» **Text to read**
____
1971
How can I answer concerns about overpopulation?
October 1971


“How can I answer concerns about overpopulation?” New Era, Oct. 1971, 40–42

“My ecology class in school hits hard at people who are selfish enough to bring more than two children into the world when it is becoming overpopulated and so highly polluted. How can I answer this?”

Answer/Howard M. Bahr

To determine whether or not an act is selfish, we must know the motives and values of the persons concerned. I hope you have discussed the word ethno centrism in your sociology or social science classes. Ethnocentrism is a term for the tendency of human groups to view their own values as right and proper and to view all other values or ways of doing things as incorrect, evil, or even selfish.

The phrase “people who are selfish enough to bring more than two children into the world” is a perfect example of ethnocentrism. The phrase says that obviously, anyone who could want more than two children must be selfish—and likely many other negative things as well, since he doesn’t think the way the teacher or the majority of the class thinks.

Let’s examine a few examples that would represent selfishness from your classmates’ point of view. A governor launches a highway safety campaign to reduce accident fatalities; a physician struggles to keep elderly people alive; a nurse works to help premature or sickly children survive; a soldier takes prisoners rather than killing the helpless enemy; a social worker tries to improve hygienic conditions and thereby reduce infant mortality in a city slum.

Each example is one that expresses the value that people are important, that the sanctity of the individual human life outweighs the abstraction of overpopulation.

In terms of the original question, the people in these examples are all behaving selfishly in that they are maintaining or even increasing the size of the population because of their belief in some other higher value.

Stephen Crane once wrote a poem with a line to the effect, “Think as I think … or you are a toad.” The response was, “I will, then, be a toad.” In dealing with ethnocentric persons whose favorite cause has become overpopulation, people who have higher priorities had better resign themselves to being labeled toads. But that’s the burden of being different—and of having the gospel’s set of values.

I am afraid there is no easy response to your question, “How can I answer this?” Simply put, you have one set of values; they have another. Our democratic societies guarantee your right to embrace values different from those of your neighbors. You have a right to your beliefs about the sanctity of human life, the beauty of children, and you have the right to have a family that allows you to express those values in your behavior.
____
(Element location data)

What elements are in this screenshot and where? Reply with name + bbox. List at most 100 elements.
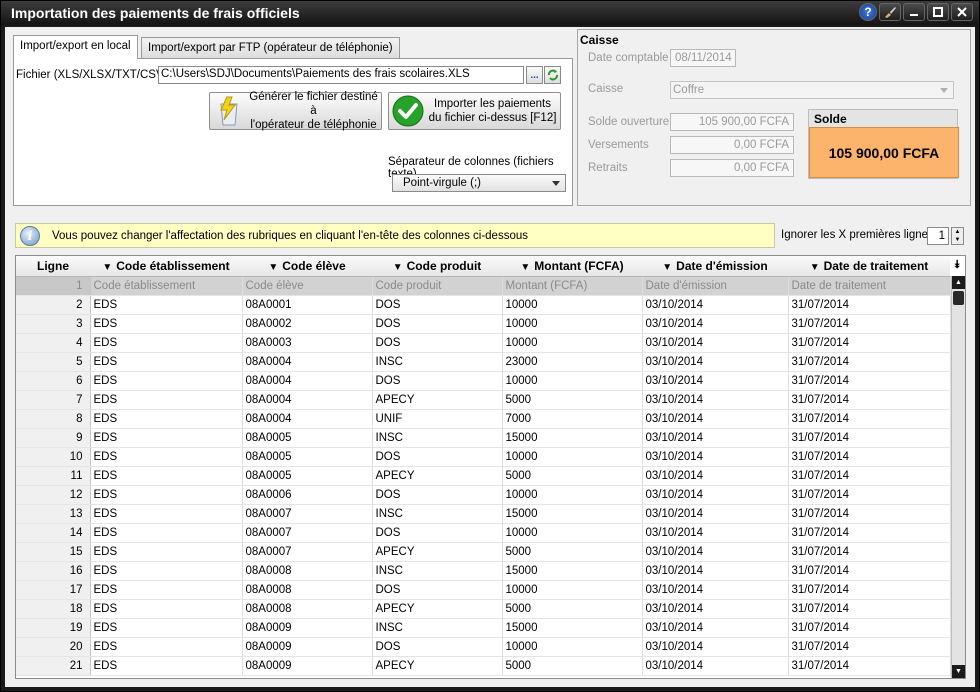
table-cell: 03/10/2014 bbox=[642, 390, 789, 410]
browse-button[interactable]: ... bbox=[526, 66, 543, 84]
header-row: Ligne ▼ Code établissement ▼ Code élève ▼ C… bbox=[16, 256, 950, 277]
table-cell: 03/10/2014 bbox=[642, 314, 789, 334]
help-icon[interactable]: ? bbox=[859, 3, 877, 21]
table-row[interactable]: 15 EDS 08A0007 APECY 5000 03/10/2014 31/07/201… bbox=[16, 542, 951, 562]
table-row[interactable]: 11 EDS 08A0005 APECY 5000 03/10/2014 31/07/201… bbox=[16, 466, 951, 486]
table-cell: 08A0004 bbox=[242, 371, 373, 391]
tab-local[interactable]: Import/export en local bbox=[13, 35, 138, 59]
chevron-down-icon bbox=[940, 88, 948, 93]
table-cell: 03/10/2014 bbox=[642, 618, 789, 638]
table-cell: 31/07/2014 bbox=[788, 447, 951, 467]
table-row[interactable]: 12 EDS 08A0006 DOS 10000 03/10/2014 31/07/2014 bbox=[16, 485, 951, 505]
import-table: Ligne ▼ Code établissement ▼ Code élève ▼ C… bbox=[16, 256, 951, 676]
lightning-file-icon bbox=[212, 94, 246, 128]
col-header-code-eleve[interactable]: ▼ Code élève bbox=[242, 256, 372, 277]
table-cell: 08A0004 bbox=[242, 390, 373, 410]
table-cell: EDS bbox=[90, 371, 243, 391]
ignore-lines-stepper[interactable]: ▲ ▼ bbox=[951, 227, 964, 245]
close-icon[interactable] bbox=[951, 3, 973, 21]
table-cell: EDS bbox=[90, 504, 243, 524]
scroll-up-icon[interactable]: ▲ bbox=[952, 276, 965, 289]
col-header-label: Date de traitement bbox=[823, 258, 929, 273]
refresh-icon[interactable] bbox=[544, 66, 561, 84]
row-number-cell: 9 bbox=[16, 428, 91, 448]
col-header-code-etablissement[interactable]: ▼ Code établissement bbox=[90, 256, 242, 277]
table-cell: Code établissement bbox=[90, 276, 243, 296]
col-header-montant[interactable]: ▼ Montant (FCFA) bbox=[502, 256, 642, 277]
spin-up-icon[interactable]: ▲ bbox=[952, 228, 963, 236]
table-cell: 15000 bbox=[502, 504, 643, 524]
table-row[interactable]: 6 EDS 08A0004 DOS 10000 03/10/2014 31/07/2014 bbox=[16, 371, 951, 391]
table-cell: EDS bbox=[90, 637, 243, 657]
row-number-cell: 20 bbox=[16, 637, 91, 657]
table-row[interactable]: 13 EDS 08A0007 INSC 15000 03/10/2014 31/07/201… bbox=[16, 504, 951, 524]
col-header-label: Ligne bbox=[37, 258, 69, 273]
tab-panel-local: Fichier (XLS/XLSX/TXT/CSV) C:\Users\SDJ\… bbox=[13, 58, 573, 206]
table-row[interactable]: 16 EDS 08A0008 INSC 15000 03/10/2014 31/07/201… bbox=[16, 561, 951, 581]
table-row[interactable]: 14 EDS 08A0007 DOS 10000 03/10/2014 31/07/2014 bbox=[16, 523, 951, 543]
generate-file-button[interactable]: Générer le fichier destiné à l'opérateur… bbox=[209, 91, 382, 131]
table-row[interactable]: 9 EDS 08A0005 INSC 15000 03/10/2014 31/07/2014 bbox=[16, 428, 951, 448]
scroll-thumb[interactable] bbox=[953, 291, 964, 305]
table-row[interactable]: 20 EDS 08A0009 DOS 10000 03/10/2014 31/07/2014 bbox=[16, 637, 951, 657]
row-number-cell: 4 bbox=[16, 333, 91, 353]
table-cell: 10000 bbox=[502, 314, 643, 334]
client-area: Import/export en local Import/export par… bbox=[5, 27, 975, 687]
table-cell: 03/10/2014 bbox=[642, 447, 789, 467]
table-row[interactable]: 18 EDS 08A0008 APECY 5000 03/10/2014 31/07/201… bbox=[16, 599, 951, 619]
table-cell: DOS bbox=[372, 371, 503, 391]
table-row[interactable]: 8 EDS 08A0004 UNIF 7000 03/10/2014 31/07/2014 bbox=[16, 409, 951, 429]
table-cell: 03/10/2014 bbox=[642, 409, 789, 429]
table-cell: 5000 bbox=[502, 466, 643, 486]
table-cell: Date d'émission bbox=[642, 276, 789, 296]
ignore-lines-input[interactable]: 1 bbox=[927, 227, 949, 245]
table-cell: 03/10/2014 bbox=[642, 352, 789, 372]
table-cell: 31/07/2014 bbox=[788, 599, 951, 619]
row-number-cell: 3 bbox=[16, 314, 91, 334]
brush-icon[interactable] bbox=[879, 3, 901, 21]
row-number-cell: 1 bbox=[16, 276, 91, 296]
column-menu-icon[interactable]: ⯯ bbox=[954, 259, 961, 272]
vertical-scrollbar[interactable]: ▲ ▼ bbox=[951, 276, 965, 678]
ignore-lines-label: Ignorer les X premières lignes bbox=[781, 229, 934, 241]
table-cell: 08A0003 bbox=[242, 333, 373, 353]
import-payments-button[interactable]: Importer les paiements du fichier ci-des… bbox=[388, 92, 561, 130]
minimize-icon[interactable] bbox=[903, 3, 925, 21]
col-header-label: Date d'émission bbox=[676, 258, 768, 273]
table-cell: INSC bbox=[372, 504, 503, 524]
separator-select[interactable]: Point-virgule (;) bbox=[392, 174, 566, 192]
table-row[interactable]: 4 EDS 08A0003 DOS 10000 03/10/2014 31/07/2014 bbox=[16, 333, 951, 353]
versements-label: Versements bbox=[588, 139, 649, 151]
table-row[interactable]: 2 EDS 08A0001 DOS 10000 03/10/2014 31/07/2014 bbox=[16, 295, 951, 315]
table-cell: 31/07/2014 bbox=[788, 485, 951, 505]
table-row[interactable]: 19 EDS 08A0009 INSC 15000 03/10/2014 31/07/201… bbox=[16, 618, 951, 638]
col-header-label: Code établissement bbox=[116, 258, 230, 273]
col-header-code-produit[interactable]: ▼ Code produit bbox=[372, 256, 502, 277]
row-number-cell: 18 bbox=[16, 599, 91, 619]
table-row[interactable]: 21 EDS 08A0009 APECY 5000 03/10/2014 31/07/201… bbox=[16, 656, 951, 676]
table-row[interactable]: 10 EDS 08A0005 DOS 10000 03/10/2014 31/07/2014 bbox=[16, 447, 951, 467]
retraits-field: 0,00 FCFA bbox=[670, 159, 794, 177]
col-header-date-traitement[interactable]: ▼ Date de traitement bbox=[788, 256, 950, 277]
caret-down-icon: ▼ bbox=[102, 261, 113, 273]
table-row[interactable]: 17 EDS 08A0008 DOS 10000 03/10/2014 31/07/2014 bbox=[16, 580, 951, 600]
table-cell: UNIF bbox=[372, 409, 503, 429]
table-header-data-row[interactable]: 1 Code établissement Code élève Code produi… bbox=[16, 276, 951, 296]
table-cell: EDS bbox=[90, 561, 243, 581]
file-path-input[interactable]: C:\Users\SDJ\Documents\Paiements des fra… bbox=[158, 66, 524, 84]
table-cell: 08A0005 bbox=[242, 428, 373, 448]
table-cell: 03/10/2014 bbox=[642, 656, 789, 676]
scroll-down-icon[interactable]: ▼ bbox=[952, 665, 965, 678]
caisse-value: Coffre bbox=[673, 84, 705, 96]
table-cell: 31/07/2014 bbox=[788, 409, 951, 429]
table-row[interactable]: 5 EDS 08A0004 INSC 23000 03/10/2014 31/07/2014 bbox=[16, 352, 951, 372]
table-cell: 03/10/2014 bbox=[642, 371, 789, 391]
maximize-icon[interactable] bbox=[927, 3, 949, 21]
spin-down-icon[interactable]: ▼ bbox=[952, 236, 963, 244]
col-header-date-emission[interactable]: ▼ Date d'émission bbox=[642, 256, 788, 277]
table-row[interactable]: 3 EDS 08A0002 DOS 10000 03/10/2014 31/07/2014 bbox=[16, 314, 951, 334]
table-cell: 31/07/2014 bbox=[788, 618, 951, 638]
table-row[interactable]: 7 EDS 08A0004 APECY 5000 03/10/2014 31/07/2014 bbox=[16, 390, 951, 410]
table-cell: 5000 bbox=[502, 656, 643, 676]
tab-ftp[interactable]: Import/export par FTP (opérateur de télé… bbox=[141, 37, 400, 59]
____
» **Your tasks**
(1) According to the overpopulation article, what term names the tendency of human groups to see their own values as right and proper and other values as incorrect?
(2) Copy everything in the overpopulation article from "In terms of" down to "other higher value.".
None of these lines are needed for the work here.

» **Answers to the exercises**
(1) Ethnocentrism.

(2)
In terms of the original question, the people in these examples are all behaving selfishly in that they are maintaining or even increasing the size of the population because of their belief in some other higher value.